# Task description:
What is the number of lines holding the word "SURGE"? Write that number and nothing else.

# Records supplied:

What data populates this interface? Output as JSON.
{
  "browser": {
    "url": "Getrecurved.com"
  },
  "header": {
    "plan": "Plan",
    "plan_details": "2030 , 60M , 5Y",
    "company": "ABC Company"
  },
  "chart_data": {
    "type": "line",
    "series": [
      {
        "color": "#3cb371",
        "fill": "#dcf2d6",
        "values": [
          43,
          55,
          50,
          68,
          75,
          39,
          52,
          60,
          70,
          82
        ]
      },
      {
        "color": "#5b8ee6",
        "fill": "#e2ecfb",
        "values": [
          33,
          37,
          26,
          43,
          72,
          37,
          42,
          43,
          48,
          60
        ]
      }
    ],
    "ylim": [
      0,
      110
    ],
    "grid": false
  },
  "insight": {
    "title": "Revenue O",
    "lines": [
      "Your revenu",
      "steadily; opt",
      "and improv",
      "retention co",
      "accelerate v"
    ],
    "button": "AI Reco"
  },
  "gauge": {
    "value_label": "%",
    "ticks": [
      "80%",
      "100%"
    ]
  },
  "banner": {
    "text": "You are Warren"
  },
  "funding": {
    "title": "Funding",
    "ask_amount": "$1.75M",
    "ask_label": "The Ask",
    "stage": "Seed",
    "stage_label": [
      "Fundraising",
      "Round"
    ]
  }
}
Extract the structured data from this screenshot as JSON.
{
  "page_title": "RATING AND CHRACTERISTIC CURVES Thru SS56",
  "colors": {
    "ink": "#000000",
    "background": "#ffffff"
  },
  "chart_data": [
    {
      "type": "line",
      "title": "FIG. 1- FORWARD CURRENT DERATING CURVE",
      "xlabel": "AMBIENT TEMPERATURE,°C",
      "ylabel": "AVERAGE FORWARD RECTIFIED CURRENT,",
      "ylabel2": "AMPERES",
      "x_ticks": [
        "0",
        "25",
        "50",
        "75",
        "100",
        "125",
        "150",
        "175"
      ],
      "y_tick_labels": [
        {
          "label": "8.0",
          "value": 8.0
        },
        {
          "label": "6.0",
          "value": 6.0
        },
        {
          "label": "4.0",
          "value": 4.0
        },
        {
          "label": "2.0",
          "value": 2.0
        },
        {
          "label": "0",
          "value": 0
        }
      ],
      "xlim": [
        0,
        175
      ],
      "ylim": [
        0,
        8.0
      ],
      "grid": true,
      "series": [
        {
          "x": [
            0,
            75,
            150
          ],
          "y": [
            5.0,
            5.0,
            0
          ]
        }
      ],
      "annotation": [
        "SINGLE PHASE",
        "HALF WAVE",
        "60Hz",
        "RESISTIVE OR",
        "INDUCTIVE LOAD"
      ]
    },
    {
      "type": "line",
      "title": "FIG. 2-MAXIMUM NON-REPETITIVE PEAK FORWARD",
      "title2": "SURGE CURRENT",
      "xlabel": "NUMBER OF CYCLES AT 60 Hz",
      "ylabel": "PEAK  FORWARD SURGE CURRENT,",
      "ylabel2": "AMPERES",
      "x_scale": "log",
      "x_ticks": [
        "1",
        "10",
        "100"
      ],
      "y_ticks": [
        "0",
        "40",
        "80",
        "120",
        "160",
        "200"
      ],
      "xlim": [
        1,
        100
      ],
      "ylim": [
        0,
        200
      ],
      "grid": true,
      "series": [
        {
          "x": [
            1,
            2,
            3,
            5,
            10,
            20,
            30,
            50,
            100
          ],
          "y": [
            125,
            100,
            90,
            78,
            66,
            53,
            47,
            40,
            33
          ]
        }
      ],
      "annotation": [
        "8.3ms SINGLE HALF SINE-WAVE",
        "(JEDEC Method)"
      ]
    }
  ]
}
==
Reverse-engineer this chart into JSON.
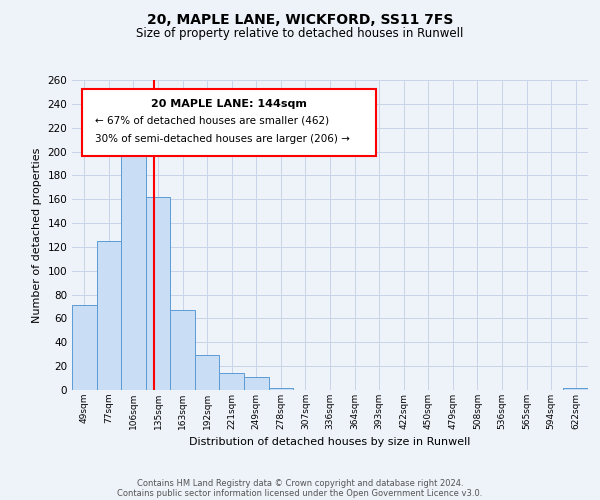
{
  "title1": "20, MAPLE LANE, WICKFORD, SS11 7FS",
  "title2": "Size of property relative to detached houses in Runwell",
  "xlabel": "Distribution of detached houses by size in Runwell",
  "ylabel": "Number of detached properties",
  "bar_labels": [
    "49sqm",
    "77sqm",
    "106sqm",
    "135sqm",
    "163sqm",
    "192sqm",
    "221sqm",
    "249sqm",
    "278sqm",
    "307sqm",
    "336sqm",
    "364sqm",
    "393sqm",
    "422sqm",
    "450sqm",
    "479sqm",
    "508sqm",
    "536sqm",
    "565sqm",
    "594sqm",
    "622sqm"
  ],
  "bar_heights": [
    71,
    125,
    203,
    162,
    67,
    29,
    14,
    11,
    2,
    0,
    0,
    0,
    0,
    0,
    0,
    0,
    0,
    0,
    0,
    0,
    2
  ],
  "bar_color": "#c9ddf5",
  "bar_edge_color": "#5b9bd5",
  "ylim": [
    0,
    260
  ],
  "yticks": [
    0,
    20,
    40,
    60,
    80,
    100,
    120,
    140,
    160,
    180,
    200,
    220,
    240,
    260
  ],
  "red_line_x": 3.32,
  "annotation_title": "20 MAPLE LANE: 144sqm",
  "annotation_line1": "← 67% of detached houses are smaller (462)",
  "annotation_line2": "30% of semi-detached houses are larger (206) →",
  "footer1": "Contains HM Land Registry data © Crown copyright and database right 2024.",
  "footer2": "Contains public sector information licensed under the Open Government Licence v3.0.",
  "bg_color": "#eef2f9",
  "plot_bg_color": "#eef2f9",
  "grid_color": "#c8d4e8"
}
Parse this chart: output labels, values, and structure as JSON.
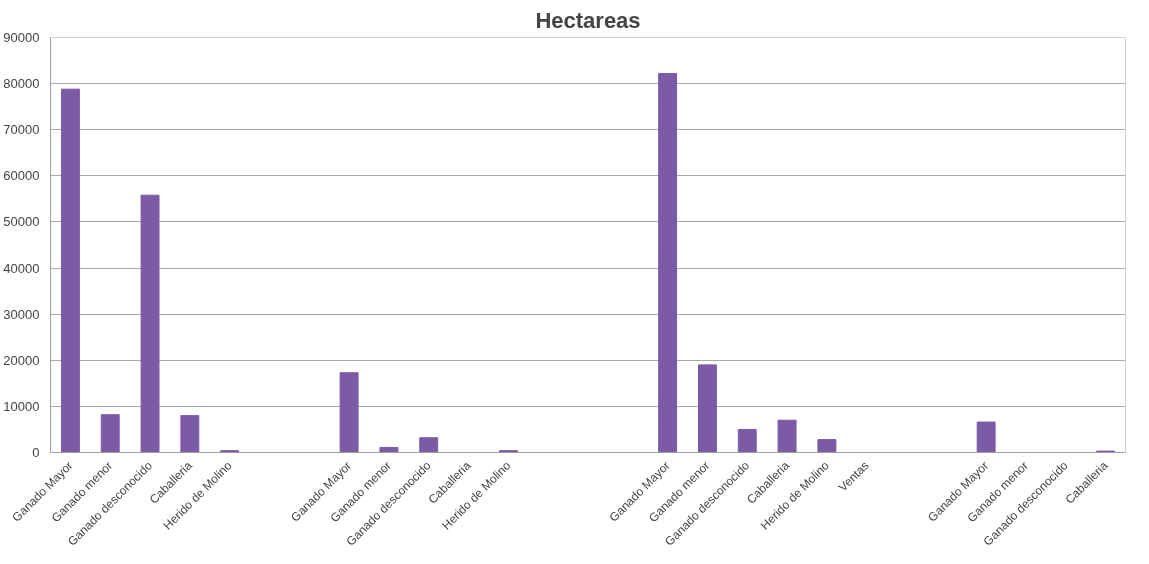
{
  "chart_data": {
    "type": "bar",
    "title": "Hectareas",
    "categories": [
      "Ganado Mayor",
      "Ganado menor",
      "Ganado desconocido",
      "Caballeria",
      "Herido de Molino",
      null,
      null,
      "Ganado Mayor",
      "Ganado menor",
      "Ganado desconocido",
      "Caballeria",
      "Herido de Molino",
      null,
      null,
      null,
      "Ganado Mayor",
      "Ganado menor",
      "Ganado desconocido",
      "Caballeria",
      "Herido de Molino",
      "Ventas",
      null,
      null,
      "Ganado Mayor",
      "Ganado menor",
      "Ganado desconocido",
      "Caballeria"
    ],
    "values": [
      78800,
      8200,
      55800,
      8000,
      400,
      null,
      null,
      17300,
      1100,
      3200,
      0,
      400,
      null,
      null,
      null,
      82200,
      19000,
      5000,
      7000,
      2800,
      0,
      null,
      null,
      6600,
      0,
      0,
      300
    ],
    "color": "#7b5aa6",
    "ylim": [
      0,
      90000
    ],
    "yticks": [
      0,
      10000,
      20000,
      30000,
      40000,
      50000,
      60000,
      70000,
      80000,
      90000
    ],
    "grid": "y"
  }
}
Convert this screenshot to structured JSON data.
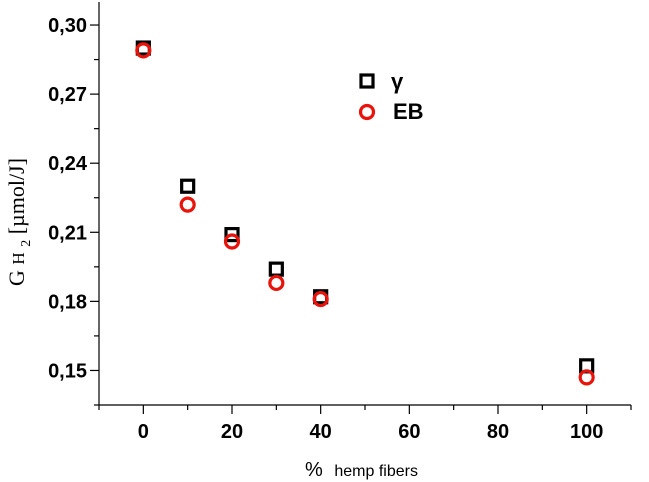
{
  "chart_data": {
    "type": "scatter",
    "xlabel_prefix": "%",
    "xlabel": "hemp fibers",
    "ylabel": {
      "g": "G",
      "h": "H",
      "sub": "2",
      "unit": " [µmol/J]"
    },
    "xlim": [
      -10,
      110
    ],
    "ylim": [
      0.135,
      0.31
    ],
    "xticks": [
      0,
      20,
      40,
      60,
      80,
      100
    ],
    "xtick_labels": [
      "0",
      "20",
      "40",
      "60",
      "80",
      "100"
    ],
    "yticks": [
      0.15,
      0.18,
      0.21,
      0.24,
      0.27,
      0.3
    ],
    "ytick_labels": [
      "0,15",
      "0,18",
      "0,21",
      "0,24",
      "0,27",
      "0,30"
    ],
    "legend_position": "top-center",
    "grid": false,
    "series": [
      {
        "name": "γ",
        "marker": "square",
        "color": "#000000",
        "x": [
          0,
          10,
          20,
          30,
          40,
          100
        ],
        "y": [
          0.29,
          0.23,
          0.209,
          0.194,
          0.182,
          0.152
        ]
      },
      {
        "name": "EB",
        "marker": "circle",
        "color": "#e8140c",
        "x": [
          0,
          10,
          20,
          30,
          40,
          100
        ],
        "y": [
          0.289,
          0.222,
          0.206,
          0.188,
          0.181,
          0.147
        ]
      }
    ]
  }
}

# The result:
2